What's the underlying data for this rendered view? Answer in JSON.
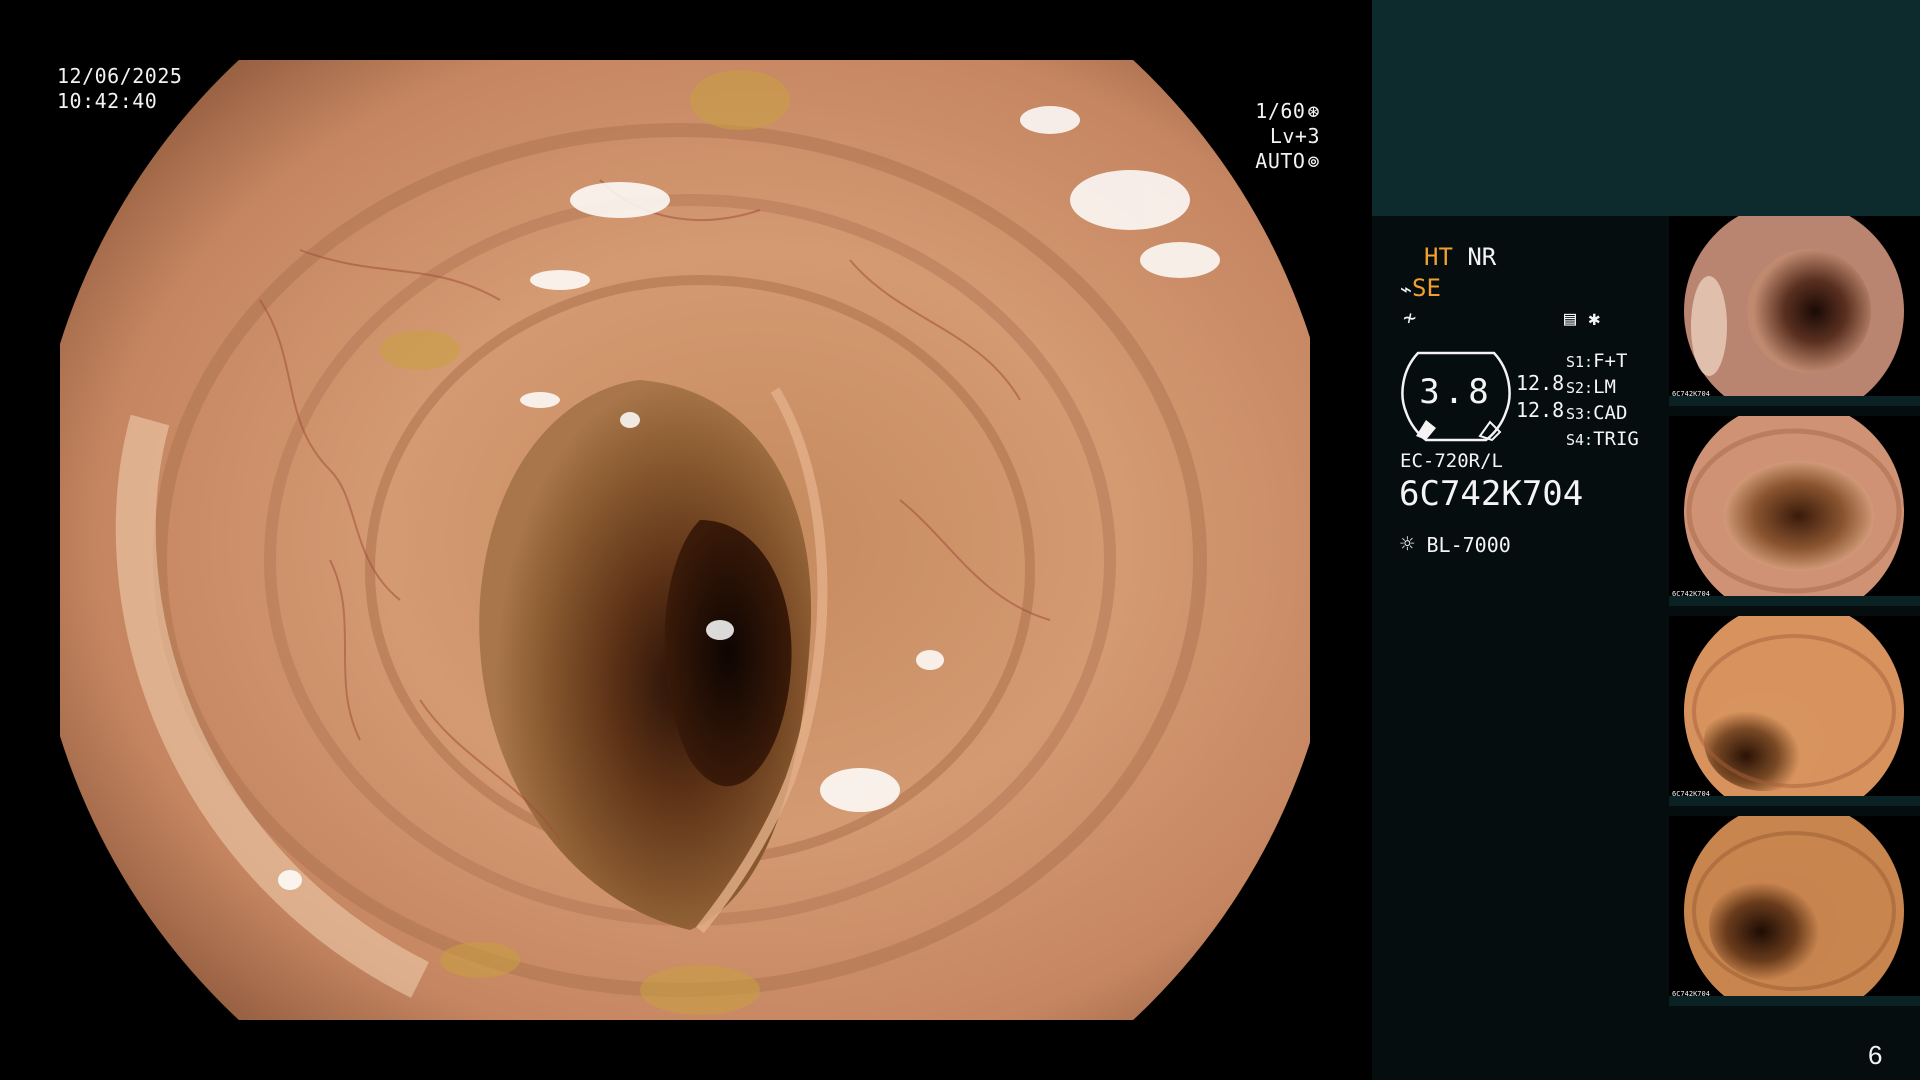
{
  "overlay": {
    "date": "12/06/2025",
    "time": "10:42:40",
    "shutter": "1/60",
    "level": "Lv+3",
    "mode": "AUTO"
  },
  "panel": {
    "ht": "HT",
    "nr": "NR",
    "se": "SE",
    "gauge_value": "3.8",
    "value_a": "12.8",
    "value_b": "12.8",
    "switches": [
      {
        "key": "S1:",
        "value": "F+T"
      },
      {
        "key": "S2:",
        "value": "LM"
      },
      {
        "key": "S3:",
        "value": "CAD"
      },
      {
        "key": "S4:",
        "value": "TRIG"
      }
    ],
    "scope_model": "EC-720R/L",
    "serial": "6C742K704",
    "light_source": "BL-7000",
    "page_number": "6"
  },
  "thumbnails": [
    {
      "serial": "6C742K704"
    },
    {
      "serial": "6C742K704"
    },
    {
      "serial": "6C742K704"
    },
    {
      "serial": "6C742K704"
    }
  ],
  "colors": {
    "panel_bg": "#050d0f",
    "panel_top_bg": "#0d2a2c",
    "accent_orange": "#f0a030"
  }
}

> [Required work] Reproduce the material word for word, minus the images.

> [Solution for this exercise]
What's the underlying data for this rendered view? Answer in JSON.
{
  "overlay": {
    "date": "12/06/2025",
    "time": "10:42:40",
    "shutter": "1/60",
    "level": "Lv+3",
    "mode": "AUTO"
  },
  "panel": {
    "ht": "HT",
    "nr": "NR",
    "se": "SE",
    "gauge_value": "3.8",
    "value_a": "12.8",
    "value_b": "12.8",
    "switches": [
      {
        "key": "S1:",
        "value": "F+T"
      },
      {
        "key": "S2:",
        "value": "LM"
      },
      {
        "key": "S3:",
        "value": "CAD"
      },
      {
        "key": "S4:",
        "value": "TRIG"
      }
    ],
    "scope_model": "EC-720R/L",
    "serial": "6C742K704",
    "light_source": "BL-7000",
    "page_number": "6"
  },
  "thumbnails": [
    {
      "serial": "6C742K704"
    },
    {
      "serial": "6C742K704"
    },
    {
      "serial": "6C742K704"
    },
    {
      "serial": "6C742K704"
    }
  ],
  "colors": {
    "panel_bg": "#050d0f",
    "panel_top_bg": "#0d2a2c",
    "accent_orange": "#f0a030"
  }
}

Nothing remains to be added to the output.